DIRECTIONS FOR THIS TASK »
Skip the pictures and extract all of the lines exactly as written.

MATERIAL »

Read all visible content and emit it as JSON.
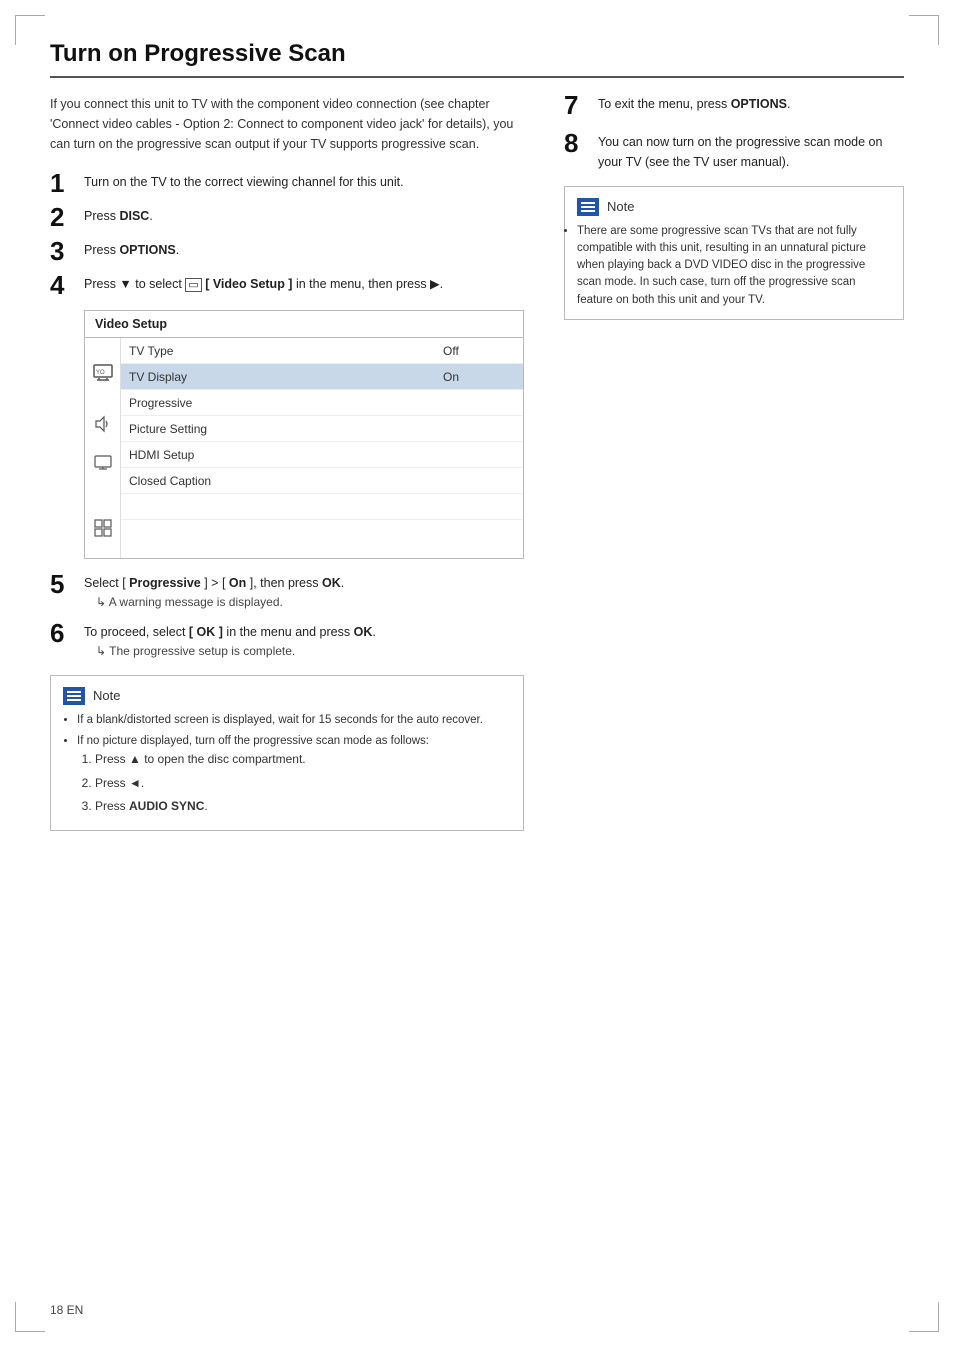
{
  "page": {
    "title": "Turn on Progressive Scan",
    "footer": "18   EN"
  },
  "intro": "If you connect this unit to TV with the component video connection (see chapter 'Connect video cables - Option 2: Connect to component video jack' for details), you can turn on the progressive scan output if your TV supports progressive scan.",
  "steps": [
    {
      "num": "1",
      "text": "Turn on the TV to the correct viewing channel for this unit."
    },
    {
      "num": "2",
      "text_before": "Press ",
      "bold": "DISC",
      "text_after": "."
    },
    {
      "num": "3",
      "text_before": "Press ",
      "bold": "OPTIONS",
      "text_after": "."
    },
    {
      "num": "4",
      "text_before": "Press ▼ to select ",
      "inline_icon": "□",
      "bold": "[ Video Setup ]",
      "text_after": " in the menu, then press ▶."
    }
  ],
  "video_setup": {
    "title": "Video Setup",
    "rows": [
      {
        "label": "TV Type",
        "value": "Off",
        "highlighted": false
      },
      {
        "label": "TV Display",
        "value": "On",
        "highlighted": true
      },
      {
        "label": "Progressive",
        "value": "",
        "highlighted": false
      },
      {
        "label": "Picture Setting",
        "value": "",
        "highlighted": false
      },
      {
        "label": "HDMI Setup",
        "value": "",
        "highlighted": false
      },
      {
        "label": "Closed Caption",
        "value": "",
        "highlighted": false
      },
      {
        "label": "",
        "value": "",
        "highlighted": false
      },
      {
        "label": "",
        "value": "",
        "highlighted": false
      }
    ]
  },
  "steps_continued": [
    {
      "num": "5",
      "text_main": "Select [ Progressive ] > [ On ], then press OK.",
      "sub": "A warning message is displayed."
    },
    {
      "num": "6",
      "text_main": "To proceed, select [ OK ] in the menu and press OK.",
      "sub": "The progressive setup is complete."
    }
  ],
  "note1": {
    "label": "Note",
    "bullets": [
      "If a blank/distorted screen is displayed, wait for 15 seconds for the auto recover.",
      "If no picture displayed, turn off the progressive scan mode as follows:"
    ],
    "numbered": [
      "Press ▲ to open the disc compartment.",
      "Press ◄.",
      "Press AUDIO SYNC."
    ]
  },
  "steps_right": [
    {
      "num": "7",
      "text": "To exit the menu, press OPTIONS."
    },
    {
      "num": "8",
      "text": "You can now turn on the progressive scan mode on your TV (see the TV user manual)."
    }
  ],
  "note2": {
    "label": "Note",
    "bullets": [
      "There are some progressive scan TVs that are not fully compatible with this unit, resulting in an unnatural picture when playing back a DVD VIDEO disc in the progressive scan mode. In such case, turn off the progressive scan feature on both this unit and your TV."
    ]
  },
  "icons": {
    "tv": "📺",
    "speaker": "🔊",
    "monitor": "🖥",
    "grid": "⊞"
  }
}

ANSWER IN FULL »
Read all visible content and emit it as JSON.
{
  "page": {
    "title": "Turn on Progressive Scan",
    "footer": "18   EN"
  },
  "intro": "If you connect this unit to TV with the component video connection (see chapter 'Connect video cables - Option 2: Connect to component video jack' for details), you can turn on the progressive scan output if your TV supports progressive scan.",
  "steps": [
    {
      "num": "1",
      "text": "Turn on the TV to the correct viewing channel for this unit."
    },
    {
      "num": "2",
      "text_before": "Press ",
      "bold": "DISC",
      "text_after": "."
    },
    {
      "num": "3",
      "text_before": "Press ",
      "bold": "OPTIONS",
      "text_after": "."
    },
    {
      "num": "4",
      "text_before": "Press ▼ to select ",
      "inline_icon": "□",
      "bold": "[ Video Setup ]",
      "text_after": " in the menu, then press ▶."
    }
  ],
  "video_setup": {
    "title": "Video Setup",
    "rows": [
      {
        "label": "TV Type",
        "value": "Off",
        "highlighted": false
      },
      {
        "label": "TV Display",
        "value": "On",
        "highlighted": true
      },
      {
        "label": "Progressive",
        "value": "",
        "highlighted": false
      },
      {
        "label": "Picture Setting",
        "value": "",
        "highlighted": false
      },
      {
        "label": "HDMI Setup",
        "value": "",
        "highlighted": false
      },
      {
        "label": "Closed Caption",
        "value": "",
        "highlighted": false
      },
      {
        "label": "",
        "value": "",
        "highlighted": false
      },
      {
        "label": "",
        "value": "",
        "highlighted": false
      }
    ]
  },
  "steps_continued": [
    {
      "num": "5",
      "text_main": "Select [ Progressive ] > [ On ], then press OK.",
      "sub": "A warning message is displayed."
    },
    {
      "num": "6",
      "text_main": "To proceed, select [ OK ] in the menu and press OK.",
      "sub": "The progressive setup is complete."
    }
  ],
  "note1": {
    "label": "Note",
    "bullets": [
      "If a blank/distorted screen is displayed, wait for 15 seconds for the auto recover.",
      "If no picture displayed, turn off the progressive scan mode as follows:"
    ],
    "numbered": [
      "Press ▲ to open the disc compartment.",
      "Press ◄.",
      "Press AUDIO SYNC."
    ]
  },
  "steps_right": [
    {
      "num": "7",
      "text": "To exit the menu, press OPTIONS."
    },
    {
      "num": "8",
      "text": "You can now turn on the progressive scan mode on your TV (see the TV user manual)."
    }
  ],
  "note2": {
    "label": "Note",
    "bullets": [
      "There are some progressive scan TVs that are not fully compatible with this unit, resulting in an unnatural picture when playing back a DVD VIDEO disc in the progressive scan mode. In such case, turn off the progressive scan feature on both this unit and your TV."
    ]
  },
  "icons": {
    "tv": "📺",
    "speaker": "🔊",
    "monitor": "🖥",
    "grid": "⊞"
  }
}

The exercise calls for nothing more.